| SOURCE MATERIAL |
━━━
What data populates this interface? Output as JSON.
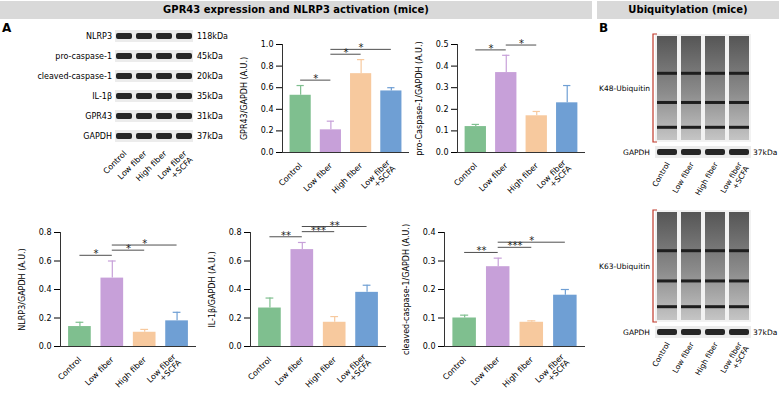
{
  "panels": [
    {
      "letter": "A",
      "title": "GPR43 expression and NLRP3 activation (mice)",
      "blot": {
        "lanes": [
          "Control",
          "Low fiber",
          "High fiber",
          "Low fiber\n+SCFA"
        ],
        "rows": [
          {
            "label": "NLRP3",
            "size": "118kDa"
          },
          {
            "label": "pro-caspase-1",
            "size": "45kDa"
          },
          {
            "label": "cleaved-caspase-1",
            "size": "20kDa"
          },
          {
            "label": "IL-1β",
            "size": "35kDa"
          },
          {
            "label": "GPR43",
            "size": "31kDa"
          },
          {
            "label": "GAPDH",
            "size": "37kDa"
          }
        ]
      }
    },
    {
      "letter": "B",
      "title": "Ubiquitylation (mice)",
      "lanes": [
        "Control",
        "Low fiber",
        "High fiber",
        "Low fiber\n+SCFA"
      ],
      "blots": [
        {
          "label": "K48-Ubiquitin",
          "loading": "GAPDH",
          "size": "37kDa"
        },
        {
          "label": "K63-Ubiquitin",
          "loading": "GAPDH",
          "size": "37kDa"
        }
      ]
    }
  ],
  "chart_data": [
    {
      "type": "bar",
      "y_label": "GPR43/GAPDH (A.U.)",
      "categories": [
        "Control",
        "Low fiber",
        "High fiber",
        "Low fiber\n+SCFA"
      ],
      "values": [
        0.53,
        0.21,
        0.73,
        0.57
      ],
      "errors": [
        0.09,
        0.08,
        0.13,
        0.03
      ],
      "colors": [
        "#7fbf8f",
        "#c7a0d9",
        "#f7c99e",
        "#6f9fd4"
      ],
      "ylim": [
        0,
        1
      ],
      "yticks": [
        {
          "value": 0,
          "label": "0.0"
        },
        0.2,
        0.4,
        0.6,
        0.8,
        {
          "value": 1,
          "label": "1.0"
        }
      ],
      "significance": [
        {
          "from": "Control",
          "to": "Low fiber",
          "label": "*"
        },
        {
          "from": "Low fiber",
          "to": "High fiber",
          "label": "*"
        },
        {
          "from": "Low fiber",
          "to": "Low fiber\n+SCFA",
          "label": "*"
        }
      ]
    },
    {
      "type": "bar",
      "y_label": "pro-Caspase-1/GAPDH (A.U.)",
      "categories": [
        "Control",
        "Low fiber",
        "High fiber",
        "Low fiber\n+SCFA"
      ],
      "values": [
        0.12,
        0.37,
        0.17,
        0.23
      ],
      "errors": [
        0.01,
        0.08,
        0.02,
        0.08
      ],
      "colors": [
        "#7fbf8f",
        "#c7a0d9",
        "#f7c99e",
        "#6f9fd4"
      ],
      "ylim": [
        0,
        0.5
      ],
      "yticks": [
        {
          "value": 0,
          "label": "0.0"
        },
        0.1,
        0.2,
        0.3,
        0.4,
        0.5
      ],
      "significance": [
        {
          "from": "Control",
          "to": "Low fiber",
          "label": "*"
        },
        {
          "from": "Low fiber",
          "to": "High fiber",
          "label": "*"
        }
      ]
    },
    {
      "type": "bar",
      "y_label": "NLRP3/GAPDH (A.U.)",
      "categories": [
        "Control",
        "Low fiber",
        "High fiber",
        "Low fiber\n+SCFA"
      ],
      "values": [
        0.14,
        0.48,
        0.1,
        0.18
      ],
      "errors": [
        0.03,
        0.12,
        0.02,
        0.06
      ],
      "colors": [
        "#7fbf8f",
        "#c7a0d9",
        "#f7c99e",
        "#6f9fd4"
      ],
      "ylim": [
        0,
        0.8
      ],
      "yticks": [
        {
          "value": 0,
          "label": "0.0"
        },
        0.2,
        0.4,
        0.6,
        0.8
      ],
      "significance": [
        {
          "from": "Control",
          "to": "Low fiber",
          "label": "*"
        },
        {
          "from": "Low fiber",
          "to": "High fiber",
          "label": "*"
        },
        {
          "from": "Low fiber",
          "to": "Low fiber\n+SCFA",
          "label": "*"
        }
      ]
    },
    {
      "type": "bar",
      "y_label": "IL-1β/GAPDH (A.U.)",
      "categories": [
        "Control",
        "Low fiber",
        "High fiber",
        "Low fiber\n+SCFA"
      ],
      "values": [
        0.27,
        0.68,
        0.17,
        0.38
      ],
      "errors": [
        0.07,
        0.05,
        0.04,
        0.05
      ],
      "colors": [
        "#7fbf8f",
        "#c7a0d9",
        "#f7c99e",
        "#6f9fd4"
      ],
      "ylim": [
        0,
        0.8
      ],
      "yticks": [
        {
          "value": 0,
          "label": "0.0"
        },
        0.2,
        0.4,
        0.6,
        0.8
      ],
      "significance": [
        {
          "from": "Control",
          "to": "Low fiber",
          "label": "**"
        },
        {
          "from": "Low fiber",
          "to": "High fiber",
          "label": "***"
        },
        {
          "from": "Low fiber",
          "to": "Low fiber\n+SCFA",
          "label": "**"
        }
      ]
    },
    {
      "type": "bar",
      "y_label": "cleaved-caspase-1/GAPDH (A.U.)",
      "categories": [
        "Control",
        "Low fiber",
        "High fiber",
        "Low fiber\n+SCFA"
      ],
      "values": [
        0.1,
        0.28,
        0.085,
        0.18
      ],
      "errors": [
        0.01,
        0.03,
        0.005,
        0.02
      ],
      "colors": [
        "#7fbf8f",
        "#c7a0d9",
        "#f7c99e",
        "#6f9fd4"
      ],
      "ylim": [
        0,
        0.4
      ],
      "yticks": [
        {
          "value": 0,
          "label": "0.0"
        },
        0.1,
        0.2,
        0.3,
        0.4
      ],
      "significance": [
        {
          "from": "Control",
          "to": "Low fiber",
          "label": "**"
        },
        {
          "from": "Low fiber",
          "to": "High fiber",
          "label": "***"
        },
        {
          "from": "Low fiber",
          "to": "Low fiber\n+SCFA",
          "label": "*"
        }
      ]
    }
  ]
}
━━━
Return all of the data exactly as written, and drop the pictures.

| THE COMPLETED TASK |
What data populates this interface? Output as JSON.
{
  "panels": [
    {
      "letter": "A",
      "title": "GPR43 expression and NLRP3 activation (mice)",
      "blot": {
        "lanes": [
          "Control",
          "Low fiber",
          "High fiber",
          "Low fiber\n+SCFA"
        ],
        "rows": [
          {
            "label": "NLRP3",
            "size": "118kDa"
          },
          {
            "label": "pro-caspase-1",
            "size": "45kDa"
          },
          {
            "label": "cleaved-caspase-1",
            "size": "20kDa"
          },
          {
            "label": "IL-1β",
            "size": "35kDa"
          },
          {
            "label": "GPR43",
            "size": "31kDa"
          },
          {
            "label": "GAPDH",
            "size": "37kDa"
          }
        ]
      }
    },
    {
      "letter": "B",
      "title": "Ubiquitylation (mice)",
      "lanes": [
        "Control",
        "Low fiber",
        "High fiber",
        "Low fiber\n+SCFA"
      ],
      "blots": [
        {
          "label": "K48-Ubiquitin",
          "loading": "GAPDH",
          "size": "37kDa"
        },
        {
          "label": "K63-Ubiquitin",
          "loading": "GAPDH",
          "size": "37kDa"
        }
      ]
    }
  ],
  "chart_data": [
    {
      "type": "bar",
      "y_label": "GPR43/GAPDH (A.U.)",
      "categories": [
        "Control",
        "Low fiber",
        "High fiber",
        "Low fiber\n+SCFA"
      ],
      "values": [
        0.53,
        0.21,
        0.73,
        0.57
      ],
      "errors": [
        0.09,
        0.08,
        0.13,
        0.03
      ],
      "colors": [
        "#7fbf8f",
        "#c7a0d9",
        "#f7c99e",
        "#6f9fd4"
      ],
      "ylim": [
        0,
        1
      ],
      "yticks": [
        {
          "value": 0,
          "label": "0.0"
        },
        0.2,
        0.4,
        0.6,
        0.8,
        {
          "value": 1,
          "label": "1.0"
        }
      ],
      "significance": [
        {
          "from": "Control",
          "to": "Low fiber",
          "label": "*"
        },
        {
          "from": "Low fiber",
          "to": "High fiber",
          "label": "*"
        },
        {
          "from": "Low fiber",
          "to": "Low fiber\n+SCFA",
          "label": "*"
        }
      ]
    },
    {
      "type": "bar",
      "y_label": "pro-Caspase-1/GAPDH (A.U.)",
      "categories": [
        "Control",
        "Low fiber",
        "High fiber",
        "Low fiber\n+SCFA"
      ],
      "values": [
        0.12,
        0.37,
        0.17,
        0.23
      ],
      "errors": [
        0.01,
        0.08,
        0.02,
        0.08
      ],
      "colors": [
        "#7fbf8f",
        "#c7a0d9",
        "#f7c99e",
        "#6f9fd4"
      ],
      "ylim": [
        0,
        0.5
      ],
      "yticks": [
        {
          "value": 0,
          "label": "0.0"
        },
        0.1,
        0.2,
        0.3,
        0.4,
        0.5
      ],
      "significance": [
        {
          "from": "Control",
          "to": "Low fiber",
          "label": "*"
        },
        {
          "from": "Low fiber",
          "to": "High fiber",
          "label": "*"
        }
      ]
    },
    {
      "type": "bar",
      "y_label": "NLRP3/GAPDH (A.U.)",
      "categories": [
        "Control",
        "Low fiber",
        "High fiber",
        "Low fiber\n+SCFA"
      ],
      "values": [
        0.14,
        0.48,
        0.1,
        0.18
      ],
      "errors": [
        0.03,
        0.12,
        0.02,
        0.06
      ],
      "colors": [
        "#7fbf8f",
        "#c7a0d9",
        "#f7c99e",
        "#6f9fd4"
      ],
      "ylim": [
        0,
        0.8
      ],
      "yticks": [
        {
          "value": 0,
          "label": "0.0"
        },
        0.2,
        0.4,
        0.6,
        0.8
      ],
      "significance": [
        {
          "from": "Control",
          "to": "Low fiber",
          "label": "*"
        },
        {
          "from": "Low fiber",
          "to": "High fiber",
          "label": "*"
        },
        {
          "from": "Low fiber",
          "to": "Low fiber\n+SCFA",
          "label": "*"
        }
      ]
    },
    {
      "type": "bar",
      "y_label": "IL-1β/GAPDH (A.U.)",
      "categories": [
        "Control",
        "Low fiber",
        "High fiber",
        "Low fiber\n+SCFA"
      ],
      "values": [
        0.27,
        0.68,
        0.17,
        0.38
      ],
      "errors": [
        0.07,
        0.05,
        0.04,
        0.05
      ],
      "colors": [
        "#7fbf8f",
        "#c7a0d9",
        "#f7c99e",
        "#6f9fd4"
      ],
      "ylim": [
        0,
        0.8
      ],
      "yticks": [
        {
          "value": 0,
          "label": "0.0"
        },
        0.2,
        0.4,
        0.6,
        0.8
      ],
      "significance": [
        {
          "from": "Control",
          "to": "Low fiber",
          "label": "**"
        },
        {
          "from": "Low fiber",
          "to": "High fiber",
          "label": "***"
        },
        {
          "from": "Low fiber",
          "to": "Low fiber\n+SCFA",
          "label": "**"
        }
      ]
    },
    {
      "type": "bar",
      "y_label": "cleaved-caspase-1/GAPDH (A.U.)",
      "categories": [
        "Control",
        "Low fiber",
        "High fiber",
        "Low fiber\n+SCFA"
      ],
      "values": [
        0.1,
        0.28,
        0.085,
        0.18
      ],
      "errors": [
        0.01,
        0.03,
        0.005,
        0.02
      ],
      "colors": [
        "#7fbf8f",
        "#c7a0d9",
        "#f7c99e",
        "#6f9fd4"
      ],
      "ylim": [
        0,
        0.4
      ],
      "yticks": [
        {
          "value": 0,
          "label": "0.0"
        },
        0.1,
        0.2,
        0.3,
        0.4
      ],
      "significance": [
        {
          "from": "Control",
          "to": "Low fiber",
          "label": "**"
        },
        {
          "from": "Low fiber",
          "to": "High fiber",
          "label": "***"
        },
        {
          "from": "Low fiber",
          "to": "Low fiber\n+SCFA",
          "label": "*"
        }
      ]
    }
  ]
}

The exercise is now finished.